- [OBJECTIVE]
Retype the data below without altering anything.

- [RECORD EXTRACTS]
◇ ◇ ◇ ◇ ◇ ◇ ◇
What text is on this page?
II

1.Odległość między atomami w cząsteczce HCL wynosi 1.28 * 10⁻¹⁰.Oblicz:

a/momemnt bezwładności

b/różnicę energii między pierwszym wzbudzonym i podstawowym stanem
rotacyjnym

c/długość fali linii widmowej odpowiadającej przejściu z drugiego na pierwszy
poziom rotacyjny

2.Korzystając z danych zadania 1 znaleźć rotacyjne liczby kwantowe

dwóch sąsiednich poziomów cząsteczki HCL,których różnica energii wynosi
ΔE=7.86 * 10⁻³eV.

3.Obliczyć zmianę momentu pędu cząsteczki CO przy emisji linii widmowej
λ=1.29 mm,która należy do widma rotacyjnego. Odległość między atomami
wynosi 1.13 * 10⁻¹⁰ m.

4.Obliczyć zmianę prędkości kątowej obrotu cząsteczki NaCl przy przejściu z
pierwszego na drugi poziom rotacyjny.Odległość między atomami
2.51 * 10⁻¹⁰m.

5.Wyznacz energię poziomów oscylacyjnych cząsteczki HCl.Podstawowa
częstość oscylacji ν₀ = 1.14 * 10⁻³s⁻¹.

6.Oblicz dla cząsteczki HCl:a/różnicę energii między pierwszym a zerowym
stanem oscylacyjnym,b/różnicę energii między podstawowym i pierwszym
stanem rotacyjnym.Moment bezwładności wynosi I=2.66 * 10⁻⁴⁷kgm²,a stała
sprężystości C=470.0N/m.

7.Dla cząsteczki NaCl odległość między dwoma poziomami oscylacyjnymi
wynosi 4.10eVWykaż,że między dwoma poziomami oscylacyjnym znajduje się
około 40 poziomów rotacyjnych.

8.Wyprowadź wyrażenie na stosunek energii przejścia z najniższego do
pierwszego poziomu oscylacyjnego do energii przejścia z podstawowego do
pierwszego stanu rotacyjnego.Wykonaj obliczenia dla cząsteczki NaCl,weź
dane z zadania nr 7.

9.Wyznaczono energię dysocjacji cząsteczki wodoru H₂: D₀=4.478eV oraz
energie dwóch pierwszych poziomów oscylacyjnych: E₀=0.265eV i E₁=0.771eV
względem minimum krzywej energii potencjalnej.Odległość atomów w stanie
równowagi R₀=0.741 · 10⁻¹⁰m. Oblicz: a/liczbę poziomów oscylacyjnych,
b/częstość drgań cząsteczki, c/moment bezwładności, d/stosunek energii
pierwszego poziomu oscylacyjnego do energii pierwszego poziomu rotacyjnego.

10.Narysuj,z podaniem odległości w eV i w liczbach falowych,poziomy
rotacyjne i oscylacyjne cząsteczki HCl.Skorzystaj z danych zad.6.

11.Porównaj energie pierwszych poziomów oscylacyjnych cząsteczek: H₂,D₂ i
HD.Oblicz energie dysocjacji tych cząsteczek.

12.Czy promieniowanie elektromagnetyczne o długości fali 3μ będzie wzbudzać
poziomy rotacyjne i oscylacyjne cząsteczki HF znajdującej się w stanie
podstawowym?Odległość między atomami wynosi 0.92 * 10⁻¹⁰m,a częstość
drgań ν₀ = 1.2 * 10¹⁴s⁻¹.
◇ ◇ ◇ ◇ ◇ ◇ ◇
- [SOLUTION BELOW]
What text is on this page?
II

1.Odległość między atomami w cząsteczce HCL wynosi 1.28 * 10⁻¹⁰.Oblicz:

a/momemnt bezwładności

b/różnicę energii między pierwszym wzbudzonym i podstawowym stanem
rotacyjnym

c/długość fali linii widmowej odpowiadającej przejściu z drugiego na pierwszy
poziom rotacyjny

2.Korzystając z danych zadania 1 znaleźć rotacyjne liczby kwantowe

dwóch sąsiednich poziomów cząsteczki HCL,których różnica energii wynosi
ΔE=7.86 * 10⁻³eV.

3.Obliczyć zmianę momentu pędu cząsteczki CO przy emisji linii widmowej
λ=1.29 mm,która należy do widma rotacyjnego. Odległość między atomami
wynosi 1.13 * 10⁻¹⁰ m.

4.Obliczyć zmianę prędkości kątowej obrotu cząsteczki NaCl przy przejściu z
pierwszego na drugi poziom rotacyjny.Odległość między atomami
2.51 * 10⁻¹⁰m.

5.Wyznacz energię poziomów oscylacyjnych cząsteczki HCl.Podstawowa
częstość oscylacji ν₀ = 1.14 * 10⁻³s⁻¹.

6.Oblicz dla cząsteczki HCl:a/różnicę energii między pierwszym a zerowym
stanem oscylacyjnym,b/różnicę energii między podstawowym i pierwszym
stanem rotacyjnym.Moment bezwładności wynosi I=2.66 * 10⁻⁴⁷kgm²,a stała
sprężystości C=470.0N/m.

7.Dla cząsteczki NaCl odległość między dwoma poziomami oscylacyjnymi
wynosi 4.10eVWykaż,że między dwoma poziomami oscylacyjnym znajduje się
około 40 poziomów rotacyjnych.

8.Wyprowadź wyrażenie na stosunek energii przejścia z najniższego do
pierwszego poziomu oscylacyjnego do energii przejścia z podstawowego do
pierwszego stanu rotacyjnego.Wykonaj obliczenia dla cząsteczki NaCl,weź
dane z zadania nr 7.

9.Wyznaczono energię dysocjacji cząsteczki wodoru H₂: D₀=4.478eV oraz
energie dwóch pierwszych poziomów oscylacyjnych: E₀=0.265eV i E₁=0.771eV
względem minimum krzywej energii potencjalnej.Odległość atomów w stanie
równowagi R₀=0.741 · 10⁻¹⁰m. Oblicz: a/liczbę poziomów oscylacyjnych,
b/częstość drgań cząsteczki, c/moment bezwładności, d/stosunek energii
pierwszego poziomu oscylacyjnego do energii pierwszego poziomu rotacyjnego.

10.Narysuj,z podaniem odległości w eV i w liczbach falowych,poziomy
rotacyjne i oscylacyjne cząsteczki HCl.Skorzystaj z danych zad.6.

11.Porównaj energie pierwszych poziomów oscylacyjnych cząsteczek: H₂,D₂ i
HD.Oblicz energie dysocjacji tych cząsteczek.

12.Czy promieniowanie elektromagnetyczne o długości fali 3μ będzie wzbudzać
poziomy rotacyjne i oscylacyjne cząsteczki HF znajdującej się w stanie
podstawowym?Odległość między atomami wynosi 0.92 * 10⁻¹⁰m,a częstość
drgań ν₀ = 1.2 * 10¹⁴s⁻¹.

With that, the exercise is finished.